◆ Excerpted records:
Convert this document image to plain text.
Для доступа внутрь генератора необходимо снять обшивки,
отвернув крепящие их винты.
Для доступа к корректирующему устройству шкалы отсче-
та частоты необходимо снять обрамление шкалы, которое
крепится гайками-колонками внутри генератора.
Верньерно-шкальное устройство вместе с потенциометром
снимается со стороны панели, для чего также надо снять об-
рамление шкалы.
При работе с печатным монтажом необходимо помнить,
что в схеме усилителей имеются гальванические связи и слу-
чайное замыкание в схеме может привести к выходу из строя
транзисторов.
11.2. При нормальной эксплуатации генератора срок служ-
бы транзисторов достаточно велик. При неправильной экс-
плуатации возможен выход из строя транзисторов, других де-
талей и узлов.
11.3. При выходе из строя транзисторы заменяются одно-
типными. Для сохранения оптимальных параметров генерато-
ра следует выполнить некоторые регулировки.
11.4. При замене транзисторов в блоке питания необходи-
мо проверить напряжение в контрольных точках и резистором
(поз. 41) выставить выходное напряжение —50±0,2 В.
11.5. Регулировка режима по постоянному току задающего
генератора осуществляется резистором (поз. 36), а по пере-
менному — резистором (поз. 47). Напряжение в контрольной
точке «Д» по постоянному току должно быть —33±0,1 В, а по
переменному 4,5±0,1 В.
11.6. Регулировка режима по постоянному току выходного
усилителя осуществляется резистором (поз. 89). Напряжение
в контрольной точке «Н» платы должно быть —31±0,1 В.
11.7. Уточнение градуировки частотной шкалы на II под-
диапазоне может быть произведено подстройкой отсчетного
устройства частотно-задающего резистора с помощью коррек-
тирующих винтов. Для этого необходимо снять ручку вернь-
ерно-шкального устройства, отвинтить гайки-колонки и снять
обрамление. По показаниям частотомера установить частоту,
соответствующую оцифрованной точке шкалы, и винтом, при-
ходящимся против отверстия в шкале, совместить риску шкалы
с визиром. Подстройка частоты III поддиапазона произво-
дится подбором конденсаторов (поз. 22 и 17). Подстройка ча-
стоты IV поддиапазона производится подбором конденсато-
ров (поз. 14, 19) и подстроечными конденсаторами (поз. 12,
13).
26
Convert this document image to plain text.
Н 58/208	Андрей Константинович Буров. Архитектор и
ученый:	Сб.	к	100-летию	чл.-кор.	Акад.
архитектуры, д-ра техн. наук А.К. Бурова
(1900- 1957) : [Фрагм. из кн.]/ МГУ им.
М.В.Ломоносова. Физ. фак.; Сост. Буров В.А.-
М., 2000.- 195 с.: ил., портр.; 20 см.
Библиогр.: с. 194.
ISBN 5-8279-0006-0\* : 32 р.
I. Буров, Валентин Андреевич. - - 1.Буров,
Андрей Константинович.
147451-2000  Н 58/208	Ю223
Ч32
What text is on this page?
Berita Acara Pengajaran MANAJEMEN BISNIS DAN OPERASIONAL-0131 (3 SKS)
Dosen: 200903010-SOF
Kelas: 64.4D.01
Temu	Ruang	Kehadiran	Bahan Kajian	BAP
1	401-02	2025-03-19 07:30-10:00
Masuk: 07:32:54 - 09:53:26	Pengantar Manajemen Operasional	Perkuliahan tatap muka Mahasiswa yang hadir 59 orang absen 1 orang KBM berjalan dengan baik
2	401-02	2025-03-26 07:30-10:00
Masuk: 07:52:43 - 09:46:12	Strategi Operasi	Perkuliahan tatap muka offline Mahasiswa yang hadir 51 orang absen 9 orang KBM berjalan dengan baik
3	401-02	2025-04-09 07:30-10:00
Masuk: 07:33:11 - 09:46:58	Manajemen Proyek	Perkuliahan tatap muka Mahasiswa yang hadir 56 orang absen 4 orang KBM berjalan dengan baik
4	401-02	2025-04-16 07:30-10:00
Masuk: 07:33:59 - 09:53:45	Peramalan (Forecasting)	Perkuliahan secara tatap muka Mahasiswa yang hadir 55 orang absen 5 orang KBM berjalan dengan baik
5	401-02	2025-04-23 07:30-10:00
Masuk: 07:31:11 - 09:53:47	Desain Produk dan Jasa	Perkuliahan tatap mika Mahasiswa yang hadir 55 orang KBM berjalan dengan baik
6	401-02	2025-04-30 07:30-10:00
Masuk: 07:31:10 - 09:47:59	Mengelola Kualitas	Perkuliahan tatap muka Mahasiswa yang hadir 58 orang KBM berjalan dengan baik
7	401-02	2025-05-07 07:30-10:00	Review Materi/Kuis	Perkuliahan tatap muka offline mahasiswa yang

◆ The problem:
Repeat all the entries exactly as given.

◆ Solution:
Convert this document image to plain text.
Для доступа внутрь генератора необходимо снять обшивки,
отвернув крепящие их винты.
Для доступа к корректирующему устройству шкалы отсче-
та частоты необходимо снять обрамление шкалы, которое
крепится гайками-колонками внутри генератора.
Верньерно-шкальное устройство вместе с потенциометром
снимается со стороны панели, для чего также надо снять об-
рамление шкалы.
При работе с печатным монтажом необходимо помнить,
что в схеме усилителей имеются гальванические связи и слу-
чайное замыкание в схеме может привести к выходу из строя
транзисторов.
11.2. При нормальной эксплуатации генератора срок служ-
бы транзисторов достаточно велик. При неправильной экс-
плуатации возможен выход из строя транзисторов, других де-
талей и узлов.
11.3. При выходе из строя транзисторы заменяются одно-
типными. Для сохранения оптимальных параметров генерато-
ра следует выполнить некоторые регулировки.
11.4. При замене транзисторов в блоке питания необходи-
мо проверить напряжение в контрольных точках и резистором
(поз. 41) выставить выходное напряжение —50±0,2 В.
11.5. Регулировка режима по постоянному току задающего
генератора осуществляется резистором (поз. 36), а по пере-
менному — резистором (поз. 47). Напряжение в контрольной
точке «Д» по постоянному току должно быть —33±0,1 В, а по
переменному 4,5±0,1 В.
11.6. Регулировка режима по постоянному току выходного
усилителя осуществляется резистором (поз. 89). Напряжение
в контрольной точке «Н» платы должно быть —31±0,1 В.
11.7. Уточнение градуировки частотной шкалы на II под-
диапазоне может быть произведено подстройкой отсчетного
устройства частотно-задающего резистора с помощью коррек-
тирующих винтов. Для этого необходимо снять ручку вернь-
ерно-шкального устройства, отвинтить гайки-колонки и снять
обрамление. По показаниям частотомера установить частоту,
соответствующую оцифрованной точке шкалы, и винтом, при-
ходящимся против отверстия в шкале, совместить риску шкалы
с визиром. Подстройка частоты III поддиапазона произво-
дится подбором конденсаторов (поз. 22 и 17). Подстройка ча-
стоты IV поддиапазона производится подбором конденсато-
ров (поз. 14, 19) и подстроечными конденсаторами (поз. 12,
13).
26
Convert this document image to plain text.
Н 58/208	Андрей Константинович Буров. Архитектор и
ученый:	Сб.	к	100-летию	чл.-кор.	Акад.
архитектуры, д-ра техн. наук А.К. Бурова
(1900- 1957) : [Фрагм. из кн.]/ МГУ им.
М.В.Ломоносова. Физ. фак.; Сост. Буров В.А.-
М., 2000.- 195 с.: ил., портр.; 20 см.
Библиогр.: с. 194.
ISBN 5-8279-0006-0\* : 32 р.
I. Буров, Валентин Андреевич. - - 1.Буров,
Андрей Константинович.
147451-2000  Н 58/208	Ю223
Ч32
What text is on this page?
Berita Acara Pengajaran MANAJEMEN BISNIS DAN OPERASIONAL-0131 (3 SKS)
Dosen: 200903010-SOF
Kelas: 64.4D.01
Temu	Ruang	Kehadiran	Bahan Kajian	BAP
1	401-02	2025-03-19 07:30-10:00
Masuk: 07:32:54 - 09:53:26	Pengantar Manajemen Operasional	Perkuliahan tatap muka Mahasiswa yang hadir 59 orang absen 1 orang KBM berjalan dengan baik
2	401-02	2025-03-26 07:30-10:00
Masuk: 07:52:43 - 09:46:12	Strategi Operasi	Perkuliahan tatap muka offline Mahasiswa yang hadir 51 orang absen 9 orang KBM berjalan dengan baik
3	401-02	2025-04-09 07:30-10:00
Masuk: 07:33:11 - 09:46:58	Manajemen Proyek	Perkuliahan tatap muka Mahasiswa yang hadir 56 orang absen 4 orang KBM berjalan dengan baik
4	401-02	2025-04-16 07:30-10:00
Masuk: 07:33:59 - 09:53:45	Peramalan (Forecasting)	Perkuliahan secara tatap muka Mahasiswa yang hadir 55 orang absen 5 orang KBM berjalan dengan baik
5	401-02	2025-04-23 07:30-10:00
Masuk: 07:31:11 - 09:53:47	Desain Produk dan Jasa	Perkuliahan tatap mika Mahasiswa yang hadir 55 orang KBM berjalan dengan baik
6	401-02	2025-04-30 07:30-10:00
Masuk: 07:31:10 - 09:47:59	Mengelola Kualitas	Perkuliahan tatap muka Mahasiswa yang hadir 58 orang KBM berjalan dengan baik
7	401-02	2025-05-07 07:30-10:00	Review Materi/Kuis	Perkuliahan tatap muka offline mahasiswa yang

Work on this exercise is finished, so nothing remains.